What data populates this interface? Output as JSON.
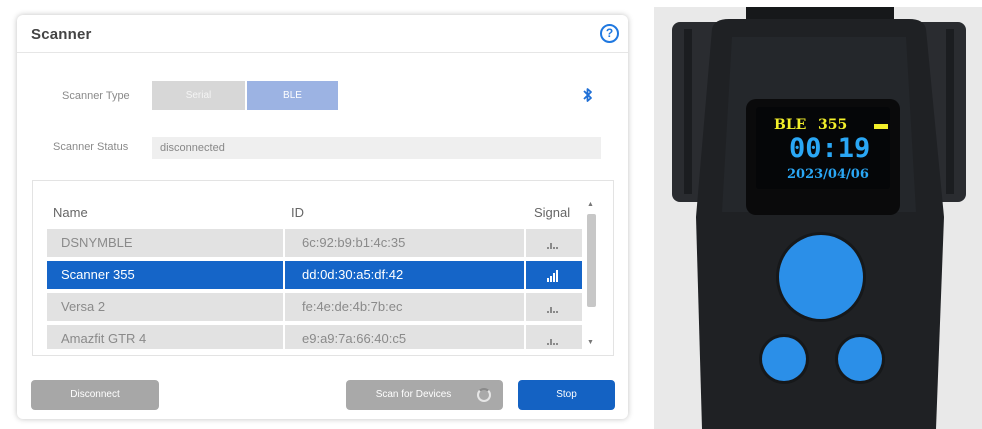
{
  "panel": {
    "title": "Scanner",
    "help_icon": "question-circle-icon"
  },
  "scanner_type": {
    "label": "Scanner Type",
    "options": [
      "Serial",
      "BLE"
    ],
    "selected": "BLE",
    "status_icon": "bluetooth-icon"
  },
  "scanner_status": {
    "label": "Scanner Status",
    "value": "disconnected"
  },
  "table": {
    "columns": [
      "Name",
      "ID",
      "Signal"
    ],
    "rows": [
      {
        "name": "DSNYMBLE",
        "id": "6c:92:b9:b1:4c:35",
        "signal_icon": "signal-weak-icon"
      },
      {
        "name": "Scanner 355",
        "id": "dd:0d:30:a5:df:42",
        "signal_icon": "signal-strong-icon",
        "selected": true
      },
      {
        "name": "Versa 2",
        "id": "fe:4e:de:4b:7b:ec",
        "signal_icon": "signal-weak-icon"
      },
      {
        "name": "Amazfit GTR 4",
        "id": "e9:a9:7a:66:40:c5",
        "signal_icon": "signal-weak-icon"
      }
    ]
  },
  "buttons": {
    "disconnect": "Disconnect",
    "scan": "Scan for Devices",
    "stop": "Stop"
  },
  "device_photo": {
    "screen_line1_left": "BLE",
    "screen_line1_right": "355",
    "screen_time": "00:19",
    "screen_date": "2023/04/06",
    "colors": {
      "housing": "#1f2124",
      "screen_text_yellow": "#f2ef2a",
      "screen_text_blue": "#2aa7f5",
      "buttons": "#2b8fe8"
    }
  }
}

**Objective**
Copy everything in the records above except the pictures, exactly as written.

**Exercise answer**
What data populates this interface? Output as JSON.
{
  "panel": {
    "title": "Scanner",
    "help_icon": "question-circle-icon"
  },
  "scanner_type": {
    "label": "Scanner Type",
    "options": [
      "Serial",
      "BLE"
    ],
    "selected": "BLE",
    "status_icon": "bluetooth-icon"
  },
  "scanner_status": {
    "label": "Scanner Status",
    "value": "disconnected"
  },
  "table": {
    "columns": [
      "Name",
      "ID",
      "Signal"
    ],
    "rows": [
      {
        "name": "DSNYMBLE",
        "id": "6c:92:b9:b1:4c:35",
        "signal_icon": "signal-weak-icon"
      },
      {
        "name": "Scanner 355",
        "id": "dd:0d:30:a5:df:42",
        "signal_icon": "signal-strong-icon",
        "selected": true
      },
      {
        "name": "Versa 2",
        "id": "fe:4e:de:4b:7b:ec",
        "signal_icon": "signal-weak-icon"
      },
      {
        "name": "Amazfit GTR 4",
        "id": "e9:a9:7a:66:40:c5",
        "signal_icon": "signal-weak-icon"
      }
    ]
  },
  "buttons": {
    "disconnect": "Disconnect",
    "scan": "Scan for Devices",
    "stop": "Stop"
  },
  "device_photo": {
    "screen_line1_left": "BLE",
    "screen_line1_right": "355",
    "screen_time": "00:19",
    "screen_date": "2023/04/06",
    "colors": {
      "housing": "#1f2124",
      "screen_text_yellow": "#f2ef2a",
      "screen_text_blue": "#2aa7f5",
      "buttons": "#2b8fe8"
    }
  }
}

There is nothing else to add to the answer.